EXERCISE BRIEF
Find "Output a JSON" in the data, then restate the line it sits in and every later line word for word, ending with the last line.

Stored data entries
________________________
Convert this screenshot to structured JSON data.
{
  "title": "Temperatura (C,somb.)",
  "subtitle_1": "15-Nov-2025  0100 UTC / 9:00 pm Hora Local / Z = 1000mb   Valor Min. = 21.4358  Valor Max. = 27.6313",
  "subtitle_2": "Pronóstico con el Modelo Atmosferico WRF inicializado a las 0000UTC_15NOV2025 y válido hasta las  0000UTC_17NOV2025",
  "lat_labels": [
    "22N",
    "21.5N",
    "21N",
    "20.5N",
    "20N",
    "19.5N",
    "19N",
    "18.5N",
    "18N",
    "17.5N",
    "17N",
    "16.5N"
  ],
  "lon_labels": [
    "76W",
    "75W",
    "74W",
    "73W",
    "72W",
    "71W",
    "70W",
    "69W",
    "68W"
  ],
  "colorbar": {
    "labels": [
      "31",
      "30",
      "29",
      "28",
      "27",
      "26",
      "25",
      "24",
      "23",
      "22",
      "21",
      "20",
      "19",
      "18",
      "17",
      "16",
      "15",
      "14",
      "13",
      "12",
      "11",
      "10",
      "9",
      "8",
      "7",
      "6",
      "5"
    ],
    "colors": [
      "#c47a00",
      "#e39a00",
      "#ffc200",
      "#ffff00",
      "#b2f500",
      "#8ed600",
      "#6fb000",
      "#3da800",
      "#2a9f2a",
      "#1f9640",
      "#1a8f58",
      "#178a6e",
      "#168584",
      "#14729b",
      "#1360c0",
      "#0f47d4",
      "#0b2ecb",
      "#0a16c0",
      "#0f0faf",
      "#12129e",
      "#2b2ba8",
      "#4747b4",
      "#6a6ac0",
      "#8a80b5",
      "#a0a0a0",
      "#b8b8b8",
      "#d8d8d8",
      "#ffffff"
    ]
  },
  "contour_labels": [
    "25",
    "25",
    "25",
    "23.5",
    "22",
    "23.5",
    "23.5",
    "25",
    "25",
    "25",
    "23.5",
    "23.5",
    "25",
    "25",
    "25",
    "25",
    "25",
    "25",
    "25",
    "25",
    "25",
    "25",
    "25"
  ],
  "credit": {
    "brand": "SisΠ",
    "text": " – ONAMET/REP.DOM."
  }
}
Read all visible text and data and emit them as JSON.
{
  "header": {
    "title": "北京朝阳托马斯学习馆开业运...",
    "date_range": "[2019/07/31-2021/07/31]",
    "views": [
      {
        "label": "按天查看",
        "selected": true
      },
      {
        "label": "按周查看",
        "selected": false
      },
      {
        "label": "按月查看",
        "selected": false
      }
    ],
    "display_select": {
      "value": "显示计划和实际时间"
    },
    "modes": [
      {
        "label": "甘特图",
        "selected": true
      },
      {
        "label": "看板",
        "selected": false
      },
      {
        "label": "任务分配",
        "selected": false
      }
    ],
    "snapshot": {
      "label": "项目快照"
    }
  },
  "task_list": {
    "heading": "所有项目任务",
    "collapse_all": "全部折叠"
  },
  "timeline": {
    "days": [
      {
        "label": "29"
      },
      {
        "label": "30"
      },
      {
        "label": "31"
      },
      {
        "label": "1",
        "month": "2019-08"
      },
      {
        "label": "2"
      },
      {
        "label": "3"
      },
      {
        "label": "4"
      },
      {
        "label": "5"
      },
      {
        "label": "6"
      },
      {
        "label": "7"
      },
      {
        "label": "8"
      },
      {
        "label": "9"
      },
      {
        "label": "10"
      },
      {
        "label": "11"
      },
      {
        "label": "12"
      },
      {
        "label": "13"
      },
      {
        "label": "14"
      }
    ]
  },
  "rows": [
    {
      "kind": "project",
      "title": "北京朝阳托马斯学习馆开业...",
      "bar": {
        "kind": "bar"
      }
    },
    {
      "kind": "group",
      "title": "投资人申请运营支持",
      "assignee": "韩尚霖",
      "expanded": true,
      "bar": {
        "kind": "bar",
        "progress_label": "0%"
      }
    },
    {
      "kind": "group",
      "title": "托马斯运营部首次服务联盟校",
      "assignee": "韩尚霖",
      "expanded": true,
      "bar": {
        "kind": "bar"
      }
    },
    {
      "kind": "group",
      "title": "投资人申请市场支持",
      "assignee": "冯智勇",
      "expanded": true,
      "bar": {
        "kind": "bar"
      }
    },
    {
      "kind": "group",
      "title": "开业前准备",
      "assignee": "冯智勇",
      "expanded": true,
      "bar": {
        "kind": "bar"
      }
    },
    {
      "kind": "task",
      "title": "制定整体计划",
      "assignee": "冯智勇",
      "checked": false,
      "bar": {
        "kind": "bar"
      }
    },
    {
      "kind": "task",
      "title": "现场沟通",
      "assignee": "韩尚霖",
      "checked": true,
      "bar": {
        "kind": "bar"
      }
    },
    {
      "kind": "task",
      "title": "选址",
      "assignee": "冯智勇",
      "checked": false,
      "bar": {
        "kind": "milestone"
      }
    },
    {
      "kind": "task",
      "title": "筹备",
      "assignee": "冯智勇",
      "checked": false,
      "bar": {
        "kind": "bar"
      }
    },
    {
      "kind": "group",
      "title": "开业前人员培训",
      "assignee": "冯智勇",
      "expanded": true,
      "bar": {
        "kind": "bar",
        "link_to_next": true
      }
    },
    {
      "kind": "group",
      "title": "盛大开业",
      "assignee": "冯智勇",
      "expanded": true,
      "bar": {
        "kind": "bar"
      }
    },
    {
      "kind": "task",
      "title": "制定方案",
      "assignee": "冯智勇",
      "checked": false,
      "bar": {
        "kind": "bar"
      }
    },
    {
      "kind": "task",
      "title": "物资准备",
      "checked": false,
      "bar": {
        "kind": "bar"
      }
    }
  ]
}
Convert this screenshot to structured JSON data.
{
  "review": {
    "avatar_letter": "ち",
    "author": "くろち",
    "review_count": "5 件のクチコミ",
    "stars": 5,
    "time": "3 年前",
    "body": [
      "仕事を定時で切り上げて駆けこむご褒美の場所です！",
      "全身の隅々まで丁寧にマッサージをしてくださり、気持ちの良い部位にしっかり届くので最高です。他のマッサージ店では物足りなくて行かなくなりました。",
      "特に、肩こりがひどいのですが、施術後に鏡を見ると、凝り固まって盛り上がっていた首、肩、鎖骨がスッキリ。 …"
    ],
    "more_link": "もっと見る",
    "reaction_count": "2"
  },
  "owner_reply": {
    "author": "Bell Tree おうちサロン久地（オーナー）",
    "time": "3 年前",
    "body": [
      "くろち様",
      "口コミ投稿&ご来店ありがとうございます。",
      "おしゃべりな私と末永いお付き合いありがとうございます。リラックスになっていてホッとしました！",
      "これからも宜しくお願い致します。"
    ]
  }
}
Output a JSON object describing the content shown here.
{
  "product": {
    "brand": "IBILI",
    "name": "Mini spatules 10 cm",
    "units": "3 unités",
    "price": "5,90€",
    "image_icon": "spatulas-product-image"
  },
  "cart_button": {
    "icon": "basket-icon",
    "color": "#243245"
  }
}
________________________
RESULT OF THE EXERCISE
Output a JSON object describing the content shown here.
{
  "product": {
    "brand": "IBILI",
    "name": "Mini spatules 10 cm",
    "units": "3 unités",
    "price": "5,90€",
    "image_icon": "spatulas-product-image"
  },
  "cart_button": {
    "icon": "basket-icon",
    "color": "#243245"
  }
}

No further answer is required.